Stored data
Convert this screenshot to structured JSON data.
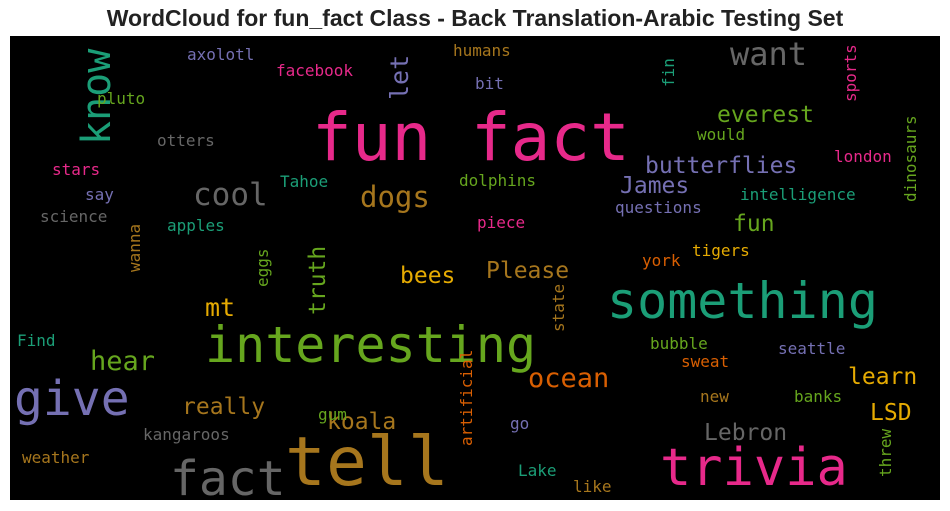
{
  "chart_data": {
    "type": "wordcloud",
    "title": "WordCloud for fun_fact Class - Back Translation-Arabic Testing Set",
    "background": "#000000",
    "words": [
      {
        "text": "fun fact",
        "color": "#e7298a"
      },
      {
        "text": "something",
        "color": "#1b9e77"
      },
      {
        "text": "interesting",
        "color": "#66a61e"
      },
      {
        "text": "tell",
        "color": "#a6761d"
      },
      {
        "text": "trivia",
        "color": "#e7298a"
      },
      {
        "text": "give",
        "color": "#7570b3"
      },
      {
        "text": "fact",
        "color": "#666666"
      },
      {
        "text": "know",
        "color": "#1b9e77"
      },
      {
        "text": "want",
        "color": "#666666"
      },
      {
        "text": "cool",
        "color": "#666666"
      },
      {
        "text": "dogs",
        "color": "#a6761d"
      },
      {
        "text": "everest",
        "color": "#66a61e"
      },
      {
        "text": "butterflies",
        "color": "#7570b3"
      },
      {
        "text": "James",
        "color": "#7570b3"
      },
      {
        "text": "fun",
        "color": "#66a61e"
      },
      {
        "text": "let",
        "color": "#7570b3"
      },
      {
        "text": "hear",
        "color": "#66a61e"
      },
      {
        "text": "mt",
        "color": "#e6ab02"
      },
      {
        "text": "truth",
        "color": "#66a61e"
      },
      {
        "text": "bees",
        "color": "#e6ab02"
      },
      {
        "text": "Please",
        "color": "#a6761d"
      },
      {
        "text": "ocean",
        "color": "#d95f02"
      },
      {
        "text": "really",
        "color": "#a6761d"
      },
      {
        "text": "koala",
        "color": "#a6761d"
      },
      {
        "text": "learn",
        "color": "#e6ab02"
      },
      {
        "text": "LSD",
        "color": "#e6ab02"
      },
      {
        "text": "Lebron",
        "color": "#666666"
      },
      {
        "text": "axolotl",
        "color": "#7570b3"
      },
      {
        "text": "facebook",
        "color": "#e7298a"
      },
      {
        "text": "humans",
        "color": "#a6761d"
      },
      {
        "text": "bit",
        "color": "#7570b3"
      },
      {
        "text": "fin",
        "color": "#1b9e77"
      },
      {
        "text": "sports",
        "color": "#e7298a"
      },
      {
        "text": "pluto",
        "color": "#66a61e"
      },
      {
        "text": "otters",
        "color": "#666666"
      },
      {
        "text": "would",
        "color": "#66a61e"
      },
      {
        "text": "london",
        "color": "#e7298a"
      },
      {
        "text": "dinosaurs",
        "color": "#66a61e"
      },
      {
        "text": "stars",
        "color": "#e7298a"
      },
      {
        "text": "Tahoe",
        "color": "#1b9e77"
      },
      {
        "text": "dolphins",
        "color": "#66a61e"
      },
      {
        "text": "say",
        "color": "#7570b3"
      },
      {
        "text": "intelligence",
        "color": "#1b9e77"
      },
      {
        "text": "science",
        "color": "#666666"
      },
      {
        "text": "questions",
        "color": "#7570b3"
      },
      {
        "text": "apples",
        "color": "#1b9e77"
      },
      {
        "text": "piece",
        "color": "#e7298a"
      },
      {
        "text": "wanna",
        "color": "#a6761d"
      },
      {
        "text": "eggs",
        "color": "#66a61e"
      },
      {
        "text": "tigers",
        "color": "#e6ab02"
      },
      {
        "text": "york",
        "color": "#d95f02"
      },
      {
        "text": "state",
        "color": "#a6761d"
      },
      {
        "text": "Find",
        "color": "#1b9e77"
      },
      {
        "text": "bubble",
        "color": "#66a61e"
      },
      {
        "text": "sweat",
        "color": "#d95f02"
      },
      {
        "text": "seattle",
        "color": "#7570b3"
      },
      {
        "text": "artificial",
        "color": "#d95f02"
      },
      {
        "text": "new",
        "color": "#a6761d"
      },
      {
        "text": "banks",
        "color": "#66a61e"
      },
      {
        "text": "gum",
        "color": "#66a61e"
      },
      {
        "text": "go",
        "color": "#7570b3"
      },
      {
        "text": "kangaroos",
        "color": "#666666"
      },
      {
        "text": "weather",
        "color": "#a6761d"
      },
      {
        "text": "threw",
        "color": "#66a61e"
      },
      {
        "text": "Lake",
        "color": "#1b9e77"
      },
      {
        "text": "like",
        "color": "#a6761d"
      }
    ]
  }
}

__Work to be completed__.
Give the data above again in full and unchanged, skipping the pictures.

__Complete output__.
Convert this screenshot to structured JSON data.
{
  "chart_data": {
    "type": "wordcloud",
    "title": "WordCloud for fun_fact Class - Back Translation-Arabic Testing Set",
    "background": "#000000",
    "words": [
      {
        "text": "fun fact",
        "color": "#e7298a"
      },
      {
        "text": "something",
        "color": "#1b9e77"
      },
      {
        "text": "interesting",
        "color": "#66a61e"
      },
      {
        "text": "tell",
        "color": "#a6761d"
      },
      {
        "text": "trivia",
        "color": "#e7298a"
      },
      {
        "text": "give",
        "color": "#7570b3"
      },
      {
        "text": "fact",
        "color": "#666666"
      },
      {
        "text": "know",
        "color": "#1b9e77"
      },
      {
        "text": "want",
        "color": "#666666"
      },
      {
        "text": "cool",
        "color": "#666666"
      },
      {
        "text": "dogs",
        "color": "#a6761d"
      },
      {
        "text": "everest",
        "color": "#66a61e"
      },
      {
        "text": "butterflies",
        "color": "#7570b3"
      },
      {
        "text": "James",
        "color": "#7570b3"
      },
      {
        "text": "fun",
        "color": "#66a61e"
      },
      {
        "text": "let",
        "color": "#7570b3"
      },
      {
        "text": "hear",
        "color": "#66a61e"
      },
      {
        "text": "mt",
        "color": "#e6ab02"
      },
      {
        "text": "truth",
        "color": "#66a61e"
      },
      {
        "text": "bees",
        "color": "#e6ab02"
      },
      {
        "text": "Please",
        "color": "#a6761d"
      },
      {
        "text": "ocean",
        "color": "#d95f02"
      },
      {
        "text": "really",
        "color": "#a6761d"
      },
      {
        "text": "koala",
        "color": "#a6761d"
      },
      {
        "text": "learn",
        "color": "#e6ab02"
      },
      {
        "text": "LSD",
        "color": "#e6ab02"
      },
      {
        "text": "Lebron",
        "color": "#666666"
      },
      {
        "text": "axolotl",
        "color": "#7570b3"
      },
      {
        "text": "facebook",
        "color": "#e7298a"
      },
      {
        "text": "humans",
        "color": "#a6761d"
      },
      {
        "text": "bit",
        "color": "#7570b3"
      },
      {
        "text": "fin",
        "color": "#1b9e77"
      },
      {
        "text": "sports",
        "color": "#e7298a"
      },
      {
        "text": "pluto",
        "color": "#66a61e"
      },
      {
        "text": "otters",
        "color": "#666666"
      },
      {
        "text": "would",
        "color": "#66a61e"
      },
      {
        "text": "london",
        "color": "#e7298a"
      },
      {
        "text": "dinosaurs",
        "color": "#66a61e"
      },
      {
        "text": "stars",
        "color": "#e7298a"
      },
      {
        "text": "Tahoe",
        "color": "#1b9e77"
      },
      {
        "text": "dolphins",
        "color": "#66a61e"
      },
      {
        "text": "say",
        "color": "#7570b3"
      },
      {
        "text": "intelligence",
        "color": "#1b9e77"
      },
      {
        "text": "science",
        "color": "#666666"
      },
      {
        "text": "questions",
        "color": "#7570b3"
      },
      {
        "text": "apples",
        "color": "#1b9e77"
      },
      {
        "text": "piece",
        "color": "#e7298a"
      },
      {
        "text": "wanna",
        "color": "#a6761d"
      },
      {
        "text": "eggs",
        "color": "#66a61e"
      },
      {
        "text": "tigers",
        "color": "#e6ab02"
      },
      {
        "text": "york",
        "color": "#d95f02"
      },
      {
        "text": "state",
        "color": "#a6761d"
      },
      {
        "text": "Find",
        "color": "#1b9e77"
      },
      {
        "text": "bubble",
        "color": "#66a61e"
      },
      {
        "text": "sweat",
        "color": "#d95f02"
      },
      {
        "text": "seattle",
        "color": "#7570b3"
      },
      {
        "text": "artificial",
        "color": "#d95f02"
      },
      {
        "text": "new",
        "color": "#a6761d"
      },
      {
        "text": "banks",
        "color": "#66a61e"
      },
      {
        "text": "gum",
        "color": "#66a61e"
      },
      {
        "text": "go",
        "color": "#7570b3"
      },
      {
        "text": "kangaroos",
        "color": "#666666"
      },
      {
        "text": "weather",
        "color": "#a6761d"
      },
      {
        "text": "threw",
        "color": "#66a61e"
      },
      {
        "text": "Lake",
        "color": "#1b9e77"
      },
      {
        "text": "like",
        "color": "#a6761d"
      }
    ]
  }
}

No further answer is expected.